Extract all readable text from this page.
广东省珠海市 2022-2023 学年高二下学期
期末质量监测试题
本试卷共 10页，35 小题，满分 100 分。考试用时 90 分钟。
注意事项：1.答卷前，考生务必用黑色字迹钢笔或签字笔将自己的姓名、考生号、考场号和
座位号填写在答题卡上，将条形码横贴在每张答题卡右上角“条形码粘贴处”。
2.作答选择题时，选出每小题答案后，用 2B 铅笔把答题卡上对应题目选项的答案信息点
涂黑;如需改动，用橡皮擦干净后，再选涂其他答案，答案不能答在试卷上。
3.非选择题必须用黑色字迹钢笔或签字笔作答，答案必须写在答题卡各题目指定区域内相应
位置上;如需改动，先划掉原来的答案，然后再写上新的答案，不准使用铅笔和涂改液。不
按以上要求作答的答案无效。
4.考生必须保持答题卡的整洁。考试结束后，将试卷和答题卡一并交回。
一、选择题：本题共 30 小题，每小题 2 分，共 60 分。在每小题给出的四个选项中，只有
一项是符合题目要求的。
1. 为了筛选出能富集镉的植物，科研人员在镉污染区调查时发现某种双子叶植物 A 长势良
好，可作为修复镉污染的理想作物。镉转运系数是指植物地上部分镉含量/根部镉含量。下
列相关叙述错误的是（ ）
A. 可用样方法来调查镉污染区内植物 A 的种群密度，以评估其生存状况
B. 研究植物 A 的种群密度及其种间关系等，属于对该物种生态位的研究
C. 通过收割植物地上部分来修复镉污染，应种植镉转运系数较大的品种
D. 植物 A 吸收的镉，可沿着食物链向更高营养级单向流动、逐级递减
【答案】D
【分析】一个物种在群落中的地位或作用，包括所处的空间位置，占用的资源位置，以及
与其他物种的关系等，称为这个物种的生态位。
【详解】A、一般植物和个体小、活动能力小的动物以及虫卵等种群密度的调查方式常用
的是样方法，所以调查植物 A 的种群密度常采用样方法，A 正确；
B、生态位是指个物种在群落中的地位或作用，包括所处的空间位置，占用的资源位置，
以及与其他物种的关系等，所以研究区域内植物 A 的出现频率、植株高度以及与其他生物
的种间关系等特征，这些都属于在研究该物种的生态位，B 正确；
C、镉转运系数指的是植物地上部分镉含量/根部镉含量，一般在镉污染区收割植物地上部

::::

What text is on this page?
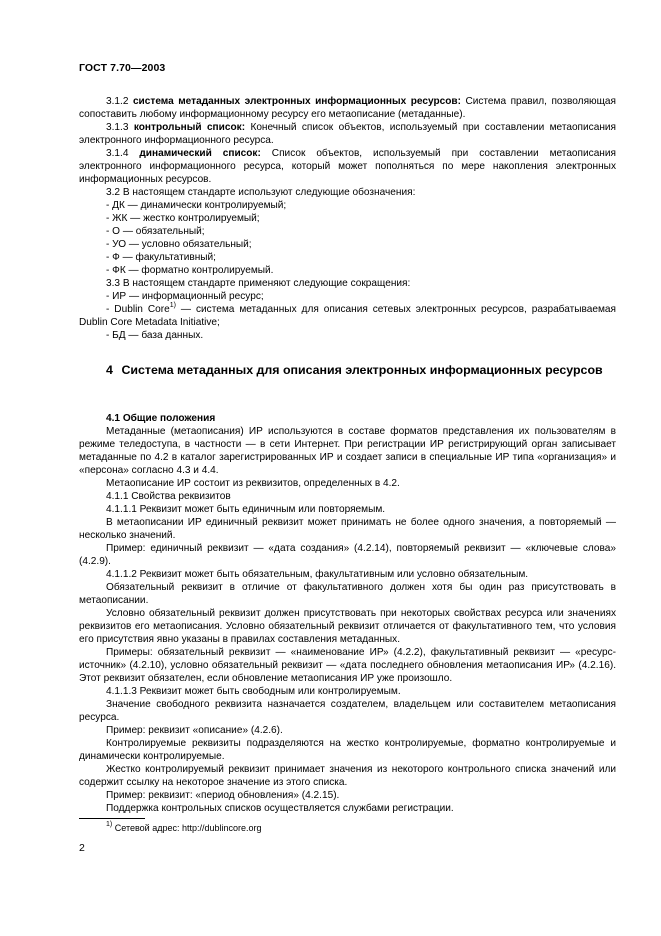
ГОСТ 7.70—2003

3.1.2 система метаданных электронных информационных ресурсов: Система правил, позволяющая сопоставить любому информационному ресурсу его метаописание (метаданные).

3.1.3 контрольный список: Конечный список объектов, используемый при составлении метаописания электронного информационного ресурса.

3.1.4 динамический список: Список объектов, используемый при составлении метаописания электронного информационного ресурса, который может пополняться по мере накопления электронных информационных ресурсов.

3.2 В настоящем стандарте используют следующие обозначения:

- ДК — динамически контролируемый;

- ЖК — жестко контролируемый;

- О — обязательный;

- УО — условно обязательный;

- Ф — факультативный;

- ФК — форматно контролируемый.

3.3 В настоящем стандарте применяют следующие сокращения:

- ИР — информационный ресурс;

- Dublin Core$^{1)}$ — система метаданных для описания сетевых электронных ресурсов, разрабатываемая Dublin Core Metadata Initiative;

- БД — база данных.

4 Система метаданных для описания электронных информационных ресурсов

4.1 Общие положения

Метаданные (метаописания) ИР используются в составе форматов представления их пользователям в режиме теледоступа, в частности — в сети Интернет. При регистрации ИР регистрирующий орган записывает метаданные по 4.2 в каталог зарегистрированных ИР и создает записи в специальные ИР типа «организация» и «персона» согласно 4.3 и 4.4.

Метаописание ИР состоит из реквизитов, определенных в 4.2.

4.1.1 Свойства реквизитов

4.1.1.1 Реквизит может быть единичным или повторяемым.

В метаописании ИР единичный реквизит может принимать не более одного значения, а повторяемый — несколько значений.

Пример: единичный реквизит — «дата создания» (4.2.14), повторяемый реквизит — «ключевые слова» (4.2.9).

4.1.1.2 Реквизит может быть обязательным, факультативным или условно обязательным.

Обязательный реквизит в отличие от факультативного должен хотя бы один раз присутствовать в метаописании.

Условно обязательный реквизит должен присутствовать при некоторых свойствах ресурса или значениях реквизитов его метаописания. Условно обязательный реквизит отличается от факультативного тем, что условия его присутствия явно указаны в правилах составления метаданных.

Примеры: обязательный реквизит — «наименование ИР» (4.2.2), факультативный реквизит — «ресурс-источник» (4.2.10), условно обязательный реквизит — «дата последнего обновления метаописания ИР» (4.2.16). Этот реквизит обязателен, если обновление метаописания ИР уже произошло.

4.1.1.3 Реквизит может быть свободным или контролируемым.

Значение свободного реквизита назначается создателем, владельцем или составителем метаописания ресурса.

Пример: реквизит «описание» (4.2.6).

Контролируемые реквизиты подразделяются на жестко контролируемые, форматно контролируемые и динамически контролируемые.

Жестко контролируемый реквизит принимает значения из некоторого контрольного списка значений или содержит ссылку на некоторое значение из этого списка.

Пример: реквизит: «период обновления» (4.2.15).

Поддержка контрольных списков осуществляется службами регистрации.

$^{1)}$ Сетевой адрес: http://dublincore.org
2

::::

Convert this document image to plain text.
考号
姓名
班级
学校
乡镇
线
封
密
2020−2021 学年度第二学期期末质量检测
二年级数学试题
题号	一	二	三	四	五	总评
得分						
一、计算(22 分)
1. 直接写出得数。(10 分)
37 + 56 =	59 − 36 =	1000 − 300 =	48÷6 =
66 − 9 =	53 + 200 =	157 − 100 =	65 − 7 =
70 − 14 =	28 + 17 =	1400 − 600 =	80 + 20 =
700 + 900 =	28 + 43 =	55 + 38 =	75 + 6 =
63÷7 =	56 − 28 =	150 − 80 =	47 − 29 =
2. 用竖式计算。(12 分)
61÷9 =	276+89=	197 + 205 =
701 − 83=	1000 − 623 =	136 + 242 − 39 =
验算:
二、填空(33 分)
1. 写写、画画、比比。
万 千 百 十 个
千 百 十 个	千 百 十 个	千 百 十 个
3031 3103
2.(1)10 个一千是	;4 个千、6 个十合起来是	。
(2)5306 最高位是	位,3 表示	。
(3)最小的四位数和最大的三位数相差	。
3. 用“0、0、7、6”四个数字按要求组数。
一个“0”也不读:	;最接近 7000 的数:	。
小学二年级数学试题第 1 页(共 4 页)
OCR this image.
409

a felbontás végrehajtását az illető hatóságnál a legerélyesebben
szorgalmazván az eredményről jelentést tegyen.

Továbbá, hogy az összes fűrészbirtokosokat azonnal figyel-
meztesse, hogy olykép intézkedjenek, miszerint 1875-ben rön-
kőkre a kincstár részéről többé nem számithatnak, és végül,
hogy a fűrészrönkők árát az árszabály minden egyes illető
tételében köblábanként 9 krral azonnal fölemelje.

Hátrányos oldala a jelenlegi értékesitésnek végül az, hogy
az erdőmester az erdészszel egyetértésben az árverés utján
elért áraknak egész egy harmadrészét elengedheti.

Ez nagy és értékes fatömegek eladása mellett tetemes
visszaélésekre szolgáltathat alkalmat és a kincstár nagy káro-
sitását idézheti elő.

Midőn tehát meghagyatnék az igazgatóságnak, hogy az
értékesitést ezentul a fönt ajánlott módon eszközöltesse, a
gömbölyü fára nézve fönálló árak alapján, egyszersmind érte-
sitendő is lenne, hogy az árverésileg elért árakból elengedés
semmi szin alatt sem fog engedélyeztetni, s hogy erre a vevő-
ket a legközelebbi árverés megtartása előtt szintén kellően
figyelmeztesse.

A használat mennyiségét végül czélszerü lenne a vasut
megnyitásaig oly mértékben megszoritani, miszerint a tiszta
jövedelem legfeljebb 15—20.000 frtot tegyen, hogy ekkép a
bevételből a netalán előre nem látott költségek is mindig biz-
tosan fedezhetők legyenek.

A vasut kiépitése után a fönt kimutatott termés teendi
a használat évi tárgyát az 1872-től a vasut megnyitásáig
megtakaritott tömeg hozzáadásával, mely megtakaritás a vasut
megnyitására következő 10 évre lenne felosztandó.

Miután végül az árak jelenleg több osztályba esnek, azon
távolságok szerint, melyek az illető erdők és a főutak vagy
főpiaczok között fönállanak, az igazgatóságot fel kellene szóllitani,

::::

## TASK BRIEF
Pull out every line above that holds the word "информационных".

## FULL OUTPUT
3.1.2 система метаданных электронных информационных ресурсов: Система правил, позволяющая сопоставить любому информационному ресурсу его метаописание (метаданные).
3.1.4 динамический список: Список объектов, используемый при составлении метаописания электронного информационного ресурса, который может пополняться по мере накопления электронных информационных ресурсов.
4 Система метаданных для описания электронных информационных ресурсов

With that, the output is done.